Provided passage
*** Block opens ***

In practice, this means that a DMCC holding company charging management fees to subsidiaries, or receiving royalties on IP held in the free zone, must price those transactions at arm’s length and be in a position to defend the methodology. Failure to do so may put the QFZP status itself at risk if the pricing is used to artificially shift income.

Penalties for Non-Compliance

The FTA can impose administrative penalties of up to AED 500,000 for failure to maintain adequate transfer pricing documentation. Beyond the penalty, a pricing position that cannot be substantiated may be adjusted upward, resulting in additional corporate tax liability, interest, and further penalties. For groups relying on the QFZP regime, a successful FTA challenge to an intercompany price can also jeopardise the 0% qualifying income determination.

Our Transfer Pricing Advisory

Affinitas FZCO provides transfer pricing advisory for UAE entities across three areas:

Documentation and Benchmarking

We prepare Local Files, Master Files, and benchmarking studies using commercial databases (Bureau van Dijk, TP Catalyst) to establish arm’s length ranges for your intercompany transactions. Documentation is structured to meet the FTA’s requirements and, where relevant, those of the counterparty jurisdiction.

Policy Design and Intercompany Agreements

For groups setting up new structures or formalising existing arrangements, we design transfer pricing policies that align with the economic substance of the group, set pricing parameters that hold up under scrutiny, and draft the intercompany agreements that underpin them. This is particularly relevant for DMCC and DIFC holding structures with management service arrangements, IP ownership, or treasury functions.

Transfer pricing documentation should be consistent with the entity’s economic substance position — contradictions between TP functions declared and CIGA conduct in ESR filings are a known FTA audit trigger.

*** Block closes ***

Please change "commercial databases" to "licensed databases" in the transfer pricing passage and give it again from "Documentation and Benchmarking" up to and including "the counterparty jurisdiction.".

Source information
*** Block opens ***

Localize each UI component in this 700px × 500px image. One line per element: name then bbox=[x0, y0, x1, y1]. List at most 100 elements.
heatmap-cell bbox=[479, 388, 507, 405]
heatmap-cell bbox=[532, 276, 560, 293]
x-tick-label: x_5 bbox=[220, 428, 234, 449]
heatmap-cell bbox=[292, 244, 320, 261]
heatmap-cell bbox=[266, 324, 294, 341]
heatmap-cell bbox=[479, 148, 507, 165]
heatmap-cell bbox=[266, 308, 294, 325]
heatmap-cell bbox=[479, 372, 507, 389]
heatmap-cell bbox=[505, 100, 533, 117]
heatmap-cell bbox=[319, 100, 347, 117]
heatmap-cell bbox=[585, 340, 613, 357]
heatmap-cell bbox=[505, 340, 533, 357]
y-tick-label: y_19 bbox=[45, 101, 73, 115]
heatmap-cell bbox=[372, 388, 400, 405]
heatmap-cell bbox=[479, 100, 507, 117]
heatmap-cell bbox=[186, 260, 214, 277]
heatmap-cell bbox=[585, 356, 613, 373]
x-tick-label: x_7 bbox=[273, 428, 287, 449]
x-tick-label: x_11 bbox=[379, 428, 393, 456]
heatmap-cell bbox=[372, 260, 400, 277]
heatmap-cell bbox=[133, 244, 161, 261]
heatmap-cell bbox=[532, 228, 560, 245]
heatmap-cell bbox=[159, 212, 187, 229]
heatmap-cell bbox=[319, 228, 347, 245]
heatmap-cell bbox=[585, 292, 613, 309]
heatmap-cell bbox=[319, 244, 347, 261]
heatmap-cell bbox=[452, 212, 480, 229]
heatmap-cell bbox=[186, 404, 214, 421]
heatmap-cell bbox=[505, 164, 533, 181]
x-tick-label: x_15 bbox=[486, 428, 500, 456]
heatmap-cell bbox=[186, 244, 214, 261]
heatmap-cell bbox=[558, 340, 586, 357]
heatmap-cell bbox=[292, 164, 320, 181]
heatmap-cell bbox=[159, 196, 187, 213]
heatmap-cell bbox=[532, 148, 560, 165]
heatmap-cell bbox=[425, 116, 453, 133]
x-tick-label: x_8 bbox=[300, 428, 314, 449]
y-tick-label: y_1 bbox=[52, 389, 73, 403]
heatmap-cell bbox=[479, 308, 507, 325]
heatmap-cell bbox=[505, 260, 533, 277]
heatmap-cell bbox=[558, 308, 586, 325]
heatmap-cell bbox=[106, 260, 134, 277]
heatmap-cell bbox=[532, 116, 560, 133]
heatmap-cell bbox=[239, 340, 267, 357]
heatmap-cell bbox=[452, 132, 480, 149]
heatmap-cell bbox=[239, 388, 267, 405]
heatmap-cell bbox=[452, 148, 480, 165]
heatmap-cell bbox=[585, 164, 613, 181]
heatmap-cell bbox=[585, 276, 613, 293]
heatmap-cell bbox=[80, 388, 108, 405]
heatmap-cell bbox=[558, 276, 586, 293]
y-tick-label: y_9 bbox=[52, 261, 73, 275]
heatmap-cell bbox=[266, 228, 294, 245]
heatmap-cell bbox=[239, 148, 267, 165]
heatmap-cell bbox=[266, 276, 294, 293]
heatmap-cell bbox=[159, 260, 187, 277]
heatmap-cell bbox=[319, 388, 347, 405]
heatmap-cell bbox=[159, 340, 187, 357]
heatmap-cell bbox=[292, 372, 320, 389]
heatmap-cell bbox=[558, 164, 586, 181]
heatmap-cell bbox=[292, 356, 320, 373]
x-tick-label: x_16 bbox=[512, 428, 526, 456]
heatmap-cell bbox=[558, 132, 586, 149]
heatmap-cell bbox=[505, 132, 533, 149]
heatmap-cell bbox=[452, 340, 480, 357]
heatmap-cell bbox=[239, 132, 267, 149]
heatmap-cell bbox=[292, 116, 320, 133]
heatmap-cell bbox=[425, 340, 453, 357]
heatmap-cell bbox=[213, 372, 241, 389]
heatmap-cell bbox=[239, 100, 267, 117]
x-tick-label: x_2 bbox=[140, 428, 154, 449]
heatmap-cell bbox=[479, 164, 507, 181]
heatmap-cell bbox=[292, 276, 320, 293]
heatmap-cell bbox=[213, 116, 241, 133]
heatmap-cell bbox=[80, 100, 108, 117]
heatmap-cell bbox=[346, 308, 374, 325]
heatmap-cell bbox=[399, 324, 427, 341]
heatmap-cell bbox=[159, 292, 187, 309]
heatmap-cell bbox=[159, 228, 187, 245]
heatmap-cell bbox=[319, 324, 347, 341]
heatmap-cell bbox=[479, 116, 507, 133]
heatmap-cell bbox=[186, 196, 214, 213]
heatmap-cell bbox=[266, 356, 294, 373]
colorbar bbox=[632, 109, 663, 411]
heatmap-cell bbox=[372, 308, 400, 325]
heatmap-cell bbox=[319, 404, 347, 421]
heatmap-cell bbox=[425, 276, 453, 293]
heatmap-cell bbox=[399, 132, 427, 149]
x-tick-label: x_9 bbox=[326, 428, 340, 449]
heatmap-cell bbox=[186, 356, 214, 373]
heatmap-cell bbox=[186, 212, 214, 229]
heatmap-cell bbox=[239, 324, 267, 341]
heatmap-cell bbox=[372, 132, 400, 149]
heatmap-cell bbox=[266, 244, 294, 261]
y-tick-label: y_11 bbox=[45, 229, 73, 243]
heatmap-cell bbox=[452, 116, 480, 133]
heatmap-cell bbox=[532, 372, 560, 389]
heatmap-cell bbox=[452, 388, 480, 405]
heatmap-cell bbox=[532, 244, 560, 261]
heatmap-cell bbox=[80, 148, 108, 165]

*** Block closes ***

Exercise response
Documentation and Benchmarking

We prepare Local Files, Master Files, and benchmarking studies using licensed databases (Bureau van Dijk, TP Catalyst) to establish arm’s length ranges for your intercompany transactions. Documentation is structured to meet the FTA’s requirements and, where relevant, those of the counterparty jurisdiction.